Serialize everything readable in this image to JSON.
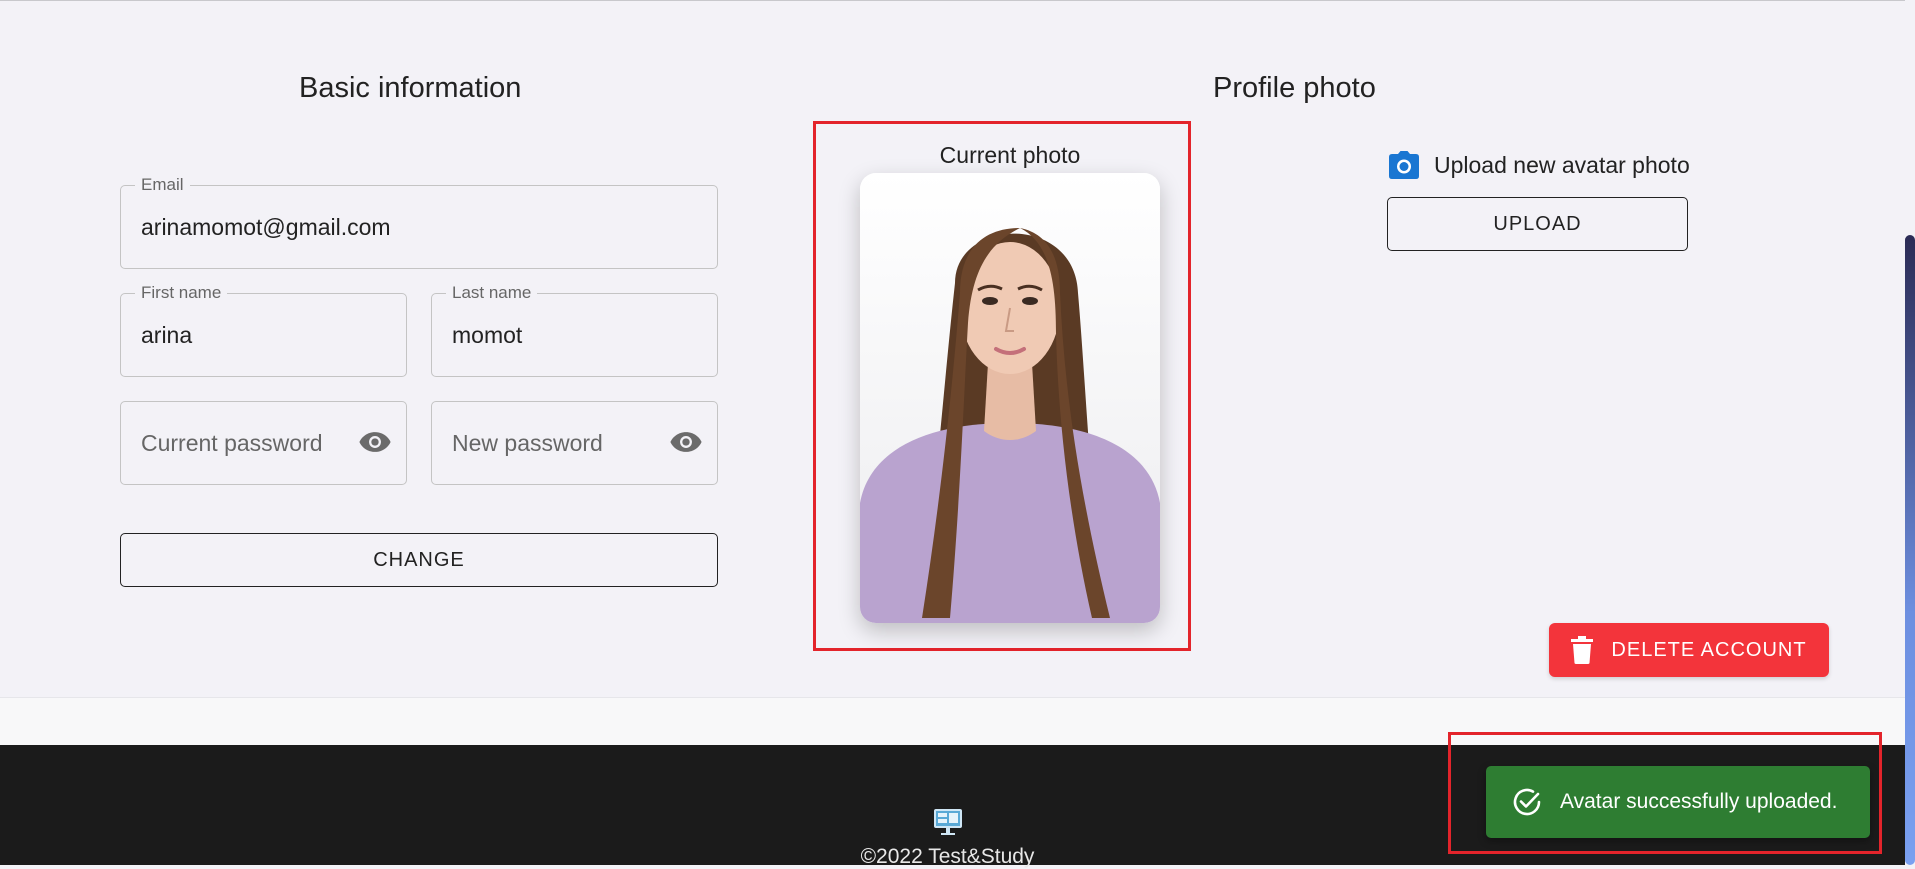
{
  "basic_info": {
    "title": "Basic information",
    "email": {
      "label": "Email",
      "value": "arinamomot@gmail.com"
    },
    "first_name": {
      "label": "First name",
      "value": "arina"
    },
    "last_name": {
      "label": "Last name",
      "value": "momot"
    },
    "current_password": {
      "placeholder": "Current password"
    },
    "new_password": {
      "placeholder": "New password"
    },
    "change_label": "CHANGE"
  },
  "profile_photo": {
    "title": "Profile photo",
    "current_photo_label": "Current photo",
    "upload_text": "Upload new avatar photo",
    "upload_button": "UPLOAD",
    "delete_button": "DELETE ACCOUNT"
  },
  "footer": {
    "copyright": "©2022 Test&Study"
  },
  "toast": {
    "message": "Avatar successfully uploaded."
  },
  "colors": {
    "danger": "#f3343b",
    "success": "#2e7d32",
    "accent": "#1976d2",
    "highlight": "#e3242b"
  }
}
··········
Give the entries again without a single change, but with no pictures.

Serialize everything readable in this image to JSON.
{
  "basic_info": {
    "title": "Basic information",
    "email": {
      "label": "Email",
      "value": "arinamomot@gmail.com"
    },
    "first_name": {
      "label": "First name",
      "value": "arina"
    },
    "last_name": {
      "label": "Last name",
      "value": "momot"
    },
    "current_password": {
      "placeholder": "Current password"
    },
    "new_password": {
      "placeholder": "New password"
    },
    "change_label": "CHANGE"
  },
  "profile_photo": {
    "title": "Profile photo",
    "current_photo_label": "Current photo",
    "upload_text": "Upload new avatar photo",
    "upload_button": "UPLOAD",
    "delete_button": "DELETE ACCOUNT"
  },
  "footer": {
    "copyright": "©2022 Test&Study"
  },
  "toast": {
    "message": "Avatar successfully uploaded."
  },
  "colors": {
    "danger": "#f3343b",
    "success": "#2e7d32",
    "accent": "#1976d2",
    "highlight": "#e3242b"
  }
}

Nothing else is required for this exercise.